Pictures should be excluded; otherwise, copy every entry exactly.

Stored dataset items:
============================================================
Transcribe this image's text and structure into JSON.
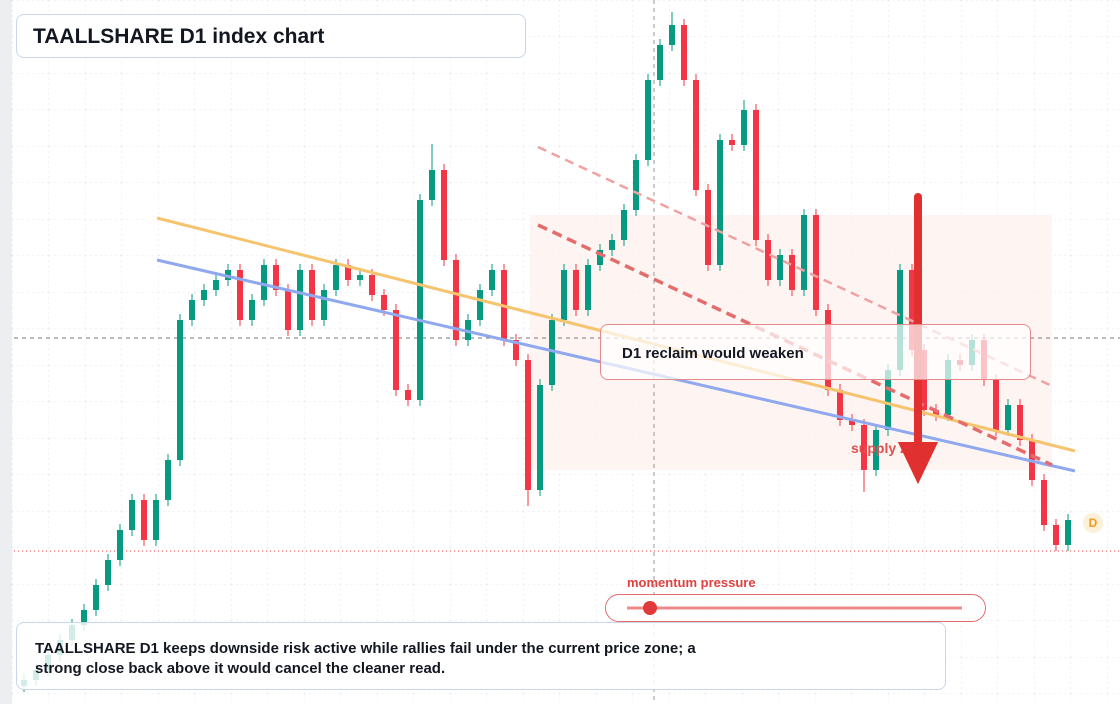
{
  "chart_data": {
    "type": "candlestick",
    "title": "TAALLSHARE D1 index chart",
    "ylim": [
      0,
      704
    ],
    "up_color": "#089981",
    "down_color": "#f23645",
    "open": [
      18,
      24,
      34,
      49,
      64,
      79,
      94,
      119,
      144,
      174,
      204,
      164,
      204,
      244,
      384,
      404,
      414,
      424,
      434,
      384,
      404,
      439,
      414,
      374,
      434,
      384,
      414,
      439,
      424,
      429,
      409,
      394,
      314,
      304,
      504,
      534,
      444,
      364,
      384,
      414,
      434,
      364,
      344,
      214,
      319,
      384,
      434,
      394,
      439,
      454,
      464,
      494,
      544,
      624,
      659,
      679,
      624,
      514,
      439,
      564,
      559,
      594,
      464,
      424,
      449,
      414,
      489,
      394,
      314,
      284,
      279,
      234,
      274,
      334,
      434,
      354,
      294,
      289,
      344,
      339,
      364,
      324,
      274,
      299,
      264,
      224,
      179,
      159
    ],
    "high": [
      30,
      40,
      55,
      70,
      85,
      100,
      125,
      150,
      180,
      210,
      210,
      210,
      250,
      390,
      410,
      420,
      430,
      440,
      440,
      410,
      445,
      445,
      420,
      440,
      440,
      420,
      445,
      445,
      435,
      435,
      415,
      400,
      320,
      510,
      560,
      540,
      450,
      390,
      420,
      440,
      440,
      370,
      350,
      325,
      390,
      440,
      440,
      445,
      460,
      470,
      500,
      550,
      630,
      665,
      692,
      685,
      630,
      520,
      570,
      570,
      604,
      600,
      470,
      455,
      455,
      495,
      495,
      400,
      320,
      290,
      285,
      280,
      340,
      440,
      440,
      360,
      300,
      350,
      350,
      370,
      370,
      330,
      305,
      305,
      270,
      230,
      185,
      190
    ],
    "low": [
      12,
      18,
      28,
      43,
      58,
      73,
      88,
      113,
      138,
      168,
      158,
      158,
      198,
      238,
      378,
      398,
      408,
      418,
      378,
      378,
      398,
      408,
      368,
      368,
      378,
      378,
      408,
      418,
      418,
      403,
      388,
      308,
      298,
      298,
      498,
      438,
      358,
      358,
      378,
      408,
      358,
      338,
      198,
      208,
      313,
      378,
      388,
      388,
      433,
      448,
      458,
      488,
      538,
      618,
      653,
      618,
      508,
      433,
      433,
      553,
      553,
      458,
      418,
      418,
      408,
      408,
      388,
      308,
      278,
      273,
      212,
      228,
      268,
      328,
      348,
      288,
      283,
      283,
      333,
      333,
      318,
      268,
      268,
      258,
      218,
      173,
      153,
      153
    ],
    "close": [
      24,
      34,
      49,
      64,
      79,
      94,
      119,
      144,
      174,
      204,
      164,
      204,
      244,
      384,
      404,
      414,
      424,
      434,
      384,
      404,
      439,
      414,
      374,
      434,
      384,
      414,
      439,
      424,
      429,
      409,
      394,
      314,
      304,
      504,
      534,
      444,
      364,
      384,
      414,
      434,
      364,
      344,
      214,
      319,
      384,
      434,
      394,
      439,
      454,
      464,
      494,
      544,
      624,
      659,
      679,
      624,
      514,
      439,
      564,
      559,
      594,
      464,
      424,
      449,
      414,
      489,
      394,
      314,
      284,
      279,
      234,
      274,
      334,
      434,
      354,
      294,
      289,
      344,
      339,
      364,
      324,
      274,
      299,
      264,
      224,
      179,
      159,
      184
    ],
    "annotations": {
      "callout": "D1 reclaim would weaken",
      "zone": "supply zone",
      "badge": "D",
      "gauge": "momentum pressure",
      "note": "TAALLSHARE D1 keeps downside risk active while rallies fail under the current price zone; a strong close back above it would cancel the cleaner read."
    }
  }
}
============================================================
▸ Finished task
Transcribe this image's text and structure into JSON.
{
  "chart_data": {
    "type": "candlestick",
    "title": "TAALLSHARE D1 index chart",
    "ylim": [
      0,
      704
    ],
    "up_color": "#089981",
    "down_color": "#f23645",
    "open": [
      18,
      24,
      34,
      49,
      64,
      79,
      94,
      119,
      144,
      174,
      204,
      164,
      204,
      244,
      384,
      404,
      414,
      424,
      434,
      384,
      404,
      439,
      414,
      374,
      434,
      384,
      414,
      439,
      424,
      429,
      409,
      394,
      314,
      304,
      504,
      534,
      444,
      364,
      384,
      414,
      434,
      364,
      344,
      214,
      319,
      384,
      434,
      394,
      439,
      454,
      464,
      494,
      544,
      624,
      659,
      679,
      624,
      514,
      439,
      564,
      559,
      594,
      464,
      424,
      449,
      414,
      489,
      394,
      314,
      284,
      279,
      234,
      274,
      334,
      434,
      354,
      294,
      289,
      344,
      339,
      364,
      324,
      274,
      299,
      264,
      224,
      179,
      159
    ],
    "high": [
      30,
      40,
      55,
      70,
      85,
      100,
      125,
      150,
      180,
      210,
      210,
      210,
      250,
      390,
      410,
      420,
      430,
      440,
      440,
      410,
      445,
      445,
      420,
      440,
      440,
      420,
      445,
      445,
      435,
      435,
      415,
      400,
      320,
      510,
      560,
      540,
      450,
      390,
      420,
      440,
      440,
      370,
      350,
      325,
      390,
      440,
      440,
      445,
      460,
      470,
      500,
      550,
      630,
      665,
      692,
      685,
      630,
      520,
      570,
      570,
      604,
      600,
      470,
      455,
      455,
      495,
      495,
      400,
      320,
      290,
      285,
      280,
      340,
      440,
      440,
      360,
      300,
      350,
      350,
      370,
      370,
      330,
      305,
      305,
      270,
      230,
      185,
      190
    ],
    "low": [
      12,
      18,
      28,
      43,
      58,
      73,
      88,
      113,
      138,
      168,
      158,
      158,
      198,
      238,
      378,
      398,
      408,
      418,
      378,
      378,
      398,
      408,
      368,
      368,
      378,
      378,
      408,
      418,
      418,
      403,
      388,
      308,
      298,
      298,
      498,
      438,
      358,
      358,
      378,
      408,
      358,
      338,
      198,
      208,
      313,
      378,
      388,
      388,
      433,
      448,
      458,
      488,
      538,
      618,
      653,
      618,
      508,
      433,
      433,
      553,
      553,
      458,
      418,
      418,
      408,
      408,
      388,
      308,
      278,
      273,
      212,
      228,
      268,
      328,
      348,
      288,
      283,
      283,
      333,
      333,
      318,
      268,
      268,
      258,
      218,
      173,
      153,
      153
    ],
    "close": [
      24,
      34,
      49,
      64,
      79,
      94,
      119,
      144,
      174,
      204,
      164,
      204,
      244,
      384,
      404,
      414,
      424,
      434,
      384,
      404,
      439,
      414,
      374,
      434,
      384,
      414,
      439,
      424,
      429,
      409,
      394,
      314,
      304,
      504,
      534,
      444,
      364,
      384,
      414,
      434,
      364,
      344,
      214,
      319,
      384,
      434,
      394,
      439,
      454,
      464,
      494,
      544,
      624,
      659,
      679,
      624,
      514,
      439,
      564,
      559,
      594,
      464,
      424,
      449,
      414,
      489,
      394,
      314,
      284,
      279,
      234,
      274,
      334,
      434,
      354,
      294,
      289,
      344,
      339,
      364,
      324,
      274,
      299,
      264,
      224,
      179,
      159,
      184
    ],
    "annotations": {
      "callout": "D1 reclaim would weaken",
      "zone": "supply zone",
      "badge": "D",
      "gauge": "momentum pressure",
      "note": "TAALLSHARE D1 keeps downside risk active while rallies fail under the current price zone; a strong close back above it would cancel the cleaner read."
    }
  }
}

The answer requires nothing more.